◆ Goal of the exercise
Rewrite the records from their first line through the line containing "364, 586, 376]" as a numbered list, omitting any blank lines.

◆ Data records
================

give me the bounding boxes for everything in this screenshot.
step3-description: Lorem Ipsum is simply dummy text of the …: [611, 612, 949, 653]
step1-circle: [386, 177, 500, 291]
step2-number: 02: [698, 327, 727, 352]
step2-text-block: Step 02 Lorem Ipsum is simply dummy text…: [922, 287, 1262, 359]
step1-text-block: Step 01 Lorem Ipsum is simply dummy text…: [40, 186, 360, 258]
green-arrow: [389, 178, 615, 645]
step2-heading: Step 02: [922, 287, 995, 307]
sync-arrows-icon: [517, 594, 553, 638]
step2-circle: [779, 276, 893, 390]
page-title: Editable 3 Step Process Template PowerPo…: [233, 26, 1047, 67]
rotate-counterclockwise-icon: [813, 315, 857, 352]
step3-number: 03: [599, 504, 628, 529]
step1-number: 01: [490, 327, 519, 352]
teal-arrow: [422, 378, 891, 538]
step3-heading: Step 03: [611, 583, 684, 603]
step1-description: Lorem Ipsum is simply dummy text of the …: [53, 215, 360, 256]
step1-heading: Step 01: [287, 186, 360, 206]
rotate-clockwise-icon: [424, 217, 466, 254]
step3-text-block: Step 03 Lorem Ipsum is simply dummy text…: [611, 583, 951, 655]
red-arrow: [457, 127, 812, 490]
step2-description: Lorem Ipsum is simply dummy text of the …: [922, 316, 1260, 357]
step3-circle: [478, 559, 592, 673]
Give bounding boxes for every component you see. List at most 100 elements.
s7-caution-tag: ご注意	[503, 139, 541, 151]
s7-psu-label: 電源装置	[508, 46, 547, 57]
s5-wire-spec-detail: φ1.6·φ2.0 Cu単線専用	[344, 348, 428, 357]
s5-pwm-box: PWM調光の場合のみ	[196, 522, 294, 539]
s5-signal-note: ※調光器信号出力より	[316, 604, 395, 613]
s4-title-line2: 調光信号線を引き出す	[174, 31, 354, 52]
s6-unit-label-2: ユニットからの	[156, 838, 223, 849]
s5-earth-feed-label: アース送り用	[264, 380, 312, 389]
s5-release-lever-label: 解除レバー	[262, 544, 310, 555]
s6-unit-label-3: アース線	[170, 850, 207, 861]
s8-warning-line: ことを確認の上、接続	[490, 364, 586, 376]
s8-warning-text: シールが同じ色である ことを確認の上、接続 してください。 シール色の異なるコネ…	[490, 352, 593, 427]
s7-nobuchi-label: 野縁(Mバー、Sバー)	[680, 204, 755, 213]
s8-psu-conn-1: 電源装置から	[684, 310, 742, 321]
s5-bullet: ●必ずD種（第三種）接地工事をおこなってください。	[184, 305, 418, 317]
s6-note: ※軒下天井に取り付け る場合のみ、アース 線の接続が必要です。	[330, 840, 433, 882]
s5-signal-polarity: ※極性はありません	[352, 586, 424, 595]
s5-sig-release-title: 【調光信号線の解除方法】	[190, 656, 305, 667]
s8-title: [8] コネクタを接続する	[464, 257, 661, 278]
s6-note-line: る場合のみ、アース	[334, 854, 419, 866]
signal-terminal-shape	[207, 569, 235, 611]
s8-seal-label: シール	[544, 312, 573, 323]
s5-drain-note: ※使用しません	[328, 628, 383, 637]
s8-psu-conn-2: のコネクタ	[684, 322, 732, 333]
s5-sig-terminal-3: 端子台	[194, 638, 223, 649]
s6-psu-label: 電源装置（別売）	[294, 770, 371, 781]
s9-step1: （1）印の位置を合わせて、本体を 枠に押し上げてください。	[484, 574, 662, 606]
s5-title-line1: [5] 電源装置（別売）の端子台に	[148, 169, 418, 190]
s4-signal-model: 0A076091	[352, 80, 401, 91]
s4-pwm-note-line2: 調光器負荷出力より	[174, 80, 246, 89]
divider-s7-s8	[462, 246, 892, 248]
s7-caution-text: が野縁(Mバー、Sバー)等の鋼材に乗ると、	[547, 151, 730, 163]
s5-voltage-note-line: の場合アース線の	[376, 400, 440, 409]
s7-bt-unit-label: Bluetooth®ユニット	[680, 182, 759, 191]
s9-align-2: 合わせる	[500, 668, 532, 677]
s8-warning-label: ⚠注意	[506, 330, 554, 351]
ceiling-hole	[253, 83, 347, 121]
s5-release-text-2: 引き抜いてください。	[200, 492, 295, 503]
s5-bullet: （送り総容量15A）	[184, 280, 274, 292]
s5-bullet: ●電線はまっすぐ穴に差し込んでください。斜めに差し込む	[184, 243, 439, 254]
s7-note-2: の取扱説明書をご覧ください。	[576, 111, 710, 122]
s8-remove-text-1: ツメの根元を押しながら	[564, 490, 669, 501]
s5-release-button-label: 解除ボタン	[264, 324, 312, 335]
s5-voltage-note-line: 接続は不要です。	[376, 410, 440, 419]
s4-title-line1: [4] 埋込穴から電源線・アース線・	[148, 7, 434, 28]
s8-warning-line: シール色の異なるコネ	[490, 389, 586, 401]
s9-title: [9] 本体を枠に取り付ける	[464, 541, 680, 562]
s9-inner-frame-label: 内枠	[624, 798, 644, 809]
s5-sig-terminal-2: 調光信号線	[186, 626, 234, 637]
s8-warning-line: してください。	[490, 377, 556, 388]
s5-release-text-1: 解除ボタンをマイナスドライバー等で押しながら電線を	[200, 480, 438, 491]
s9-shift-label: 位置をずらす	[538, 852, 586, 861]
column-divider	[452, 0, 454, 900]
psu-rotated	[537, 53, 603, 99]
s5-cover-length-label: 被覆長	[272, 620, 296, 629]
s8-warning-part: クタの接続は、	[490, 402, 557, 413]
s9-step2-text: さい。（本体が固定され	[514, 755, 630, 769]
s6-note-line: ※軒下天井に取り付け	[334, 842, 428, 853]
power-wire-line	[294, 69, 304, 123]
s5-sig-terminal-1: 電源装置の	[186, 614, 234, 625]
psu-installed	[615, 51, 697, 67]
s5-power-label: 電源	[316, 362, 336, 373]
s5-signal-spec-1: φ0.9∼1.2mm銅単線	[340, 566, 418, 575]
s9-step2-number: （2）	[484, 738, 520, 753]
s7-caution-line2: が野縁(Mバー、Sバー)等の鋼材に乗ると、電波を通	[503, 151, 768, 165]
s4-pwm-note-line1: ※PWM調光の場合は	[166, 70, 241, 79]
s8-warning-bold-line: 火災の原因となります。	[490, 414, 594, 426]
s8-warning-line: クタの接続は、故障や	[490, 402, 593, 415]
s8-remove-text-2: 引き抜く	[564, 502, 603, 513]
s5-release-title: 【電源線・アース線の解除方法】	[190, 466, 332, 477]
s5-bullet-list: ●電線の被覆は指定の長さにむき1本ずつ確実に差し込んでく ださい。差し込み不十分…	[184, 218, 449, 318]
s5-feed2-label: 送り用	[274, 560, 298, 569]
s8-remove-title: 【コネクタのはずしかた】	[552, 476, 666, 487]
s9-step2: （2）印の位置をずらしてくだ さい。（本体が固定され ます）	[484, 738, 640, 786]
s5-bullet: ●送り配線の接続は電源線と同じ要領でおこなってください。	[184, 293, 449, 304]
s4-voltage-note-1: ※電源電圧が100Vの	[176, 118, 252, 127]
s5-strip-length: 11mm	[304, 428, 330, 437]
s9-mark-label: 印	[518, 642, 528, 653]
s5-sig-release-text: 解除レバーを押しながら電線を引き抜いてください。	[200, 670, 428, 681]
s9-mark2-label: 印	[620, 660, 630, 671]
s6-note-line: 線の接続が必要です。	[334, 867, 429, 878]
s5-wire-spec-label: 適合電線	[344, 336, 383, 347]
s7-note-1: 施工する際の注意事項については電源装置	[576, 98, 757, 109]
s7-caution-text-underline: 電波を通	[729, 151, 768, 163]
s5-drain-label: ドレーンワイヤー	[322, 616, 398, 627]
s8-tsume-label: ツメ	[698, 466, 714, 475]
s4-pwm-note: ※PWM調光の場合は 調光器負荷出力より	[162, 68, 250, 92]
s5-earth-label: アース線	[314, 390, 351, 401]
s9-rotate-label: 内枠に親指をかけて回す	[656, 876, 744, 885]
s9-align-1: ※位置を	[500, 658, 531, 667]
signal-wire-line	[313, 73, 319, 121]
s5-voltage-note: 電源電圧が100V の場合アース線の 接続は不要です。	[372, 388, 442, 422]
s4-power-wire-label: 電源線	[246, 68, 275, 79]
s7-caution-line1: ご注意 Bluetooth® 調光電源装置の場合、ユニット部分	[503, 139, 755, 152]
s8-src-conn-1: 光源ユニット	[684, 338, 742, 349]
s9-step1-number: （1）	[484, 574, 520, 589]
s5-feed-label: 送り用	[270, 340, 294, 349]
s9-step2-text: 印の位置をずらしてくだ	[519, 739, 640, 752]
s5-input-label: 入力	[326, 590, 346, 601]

================

◆ Output for this task
1. give me the bounding boxes for everything in this screenshot.
2. step3-description: Lorem Ipsum is simply dummy text of the …: [611, 612, 949, 653]
3. step1-circle: [386, 177, 500, 291]
4. step2-number: 02: [698, 327, 727, 352]
5. step2-text-block: Step 02 Lorem Ipsum is simply dummy text…: [922, 287, 1262, 359]
6. step1-text-block: Step 01 Lorem Ipsum is simply dummy text…: [40, 186, 360, 258]
7. green-arrow: [389, 178, 615, 645]
8. step2-heading: Step 02: [922, 287, 995, 307]
9. sync-arrows-icon: [517, 594, 553, 638]
10. step2-circle: [779, 276, 893, 390]
11. page-title: Editable 3 Step Process Template PowerPo…: [233, 26, 1047, 67]
12. rotate-counterclockwise-icon: [813, 315, 857, 352]
13. step3-number: 03: [599, 504, 628, 529]
14. step1-number: 01: [490, 327, 519, 352]
15. teal-arrow: [422, 378, 891, 538]
16. step3-heading: Step 03: [611, 583, 684, 603]
17. step1-description: Lorem Ipsum is simply dummy text of the …: [53, 215, 360, 256]
18. step1-heading: Step 01: [287, 186, 360, 206]
19. rotate-clockwise-icon: [424, 217, 466, 254]
20. step3-text-block: Step 03 Lorem Ipsum is simply dummy text…: [611, 583, 951, 655]
21. red-arrow: [457, 127, 812, 490]
22. step2-description: Lorem Ipsum is simply dummy text of the …: [922, 316, 1260, 357]
23. step3-circle: [478, 559, 592, 673]
24. Give bounding boxes for every component you see. List at most 100 elements.
25. s7-caution-tag: ご注意	[503, 139, 541, 151]
26. s7-psu-label: 電源装置	[508, 46, 547, 57]
27. s5-wire-spec-detail: φ1.6·φ2.0 Cu単線専用	[344, 348, 428, 357]
28. s5-pwm-box: PWM調光の場合のみ	[196, 522, 294, 539]
29. s5-signal-note: ※調光器信号出力より	[316, 604, 395, 613]
30. s4-title-line2: 調光信号線を引き出す	[174, 31, 354, 52]
31. s6-unit-label-2: ユニットからの	[156, 838, 223, 849]
32. s5-earth-feed-label: アース送り用	[264, 380, 312, 389]
33. s5-release-lever-label: 解除レバー	[262, 544, 310, 555]
34. s6-unit-label-3: アース線	[170, 850, 207, 861]
35. s8-warning-line: ことを確認の上、接続	[490, 364, 586, 376]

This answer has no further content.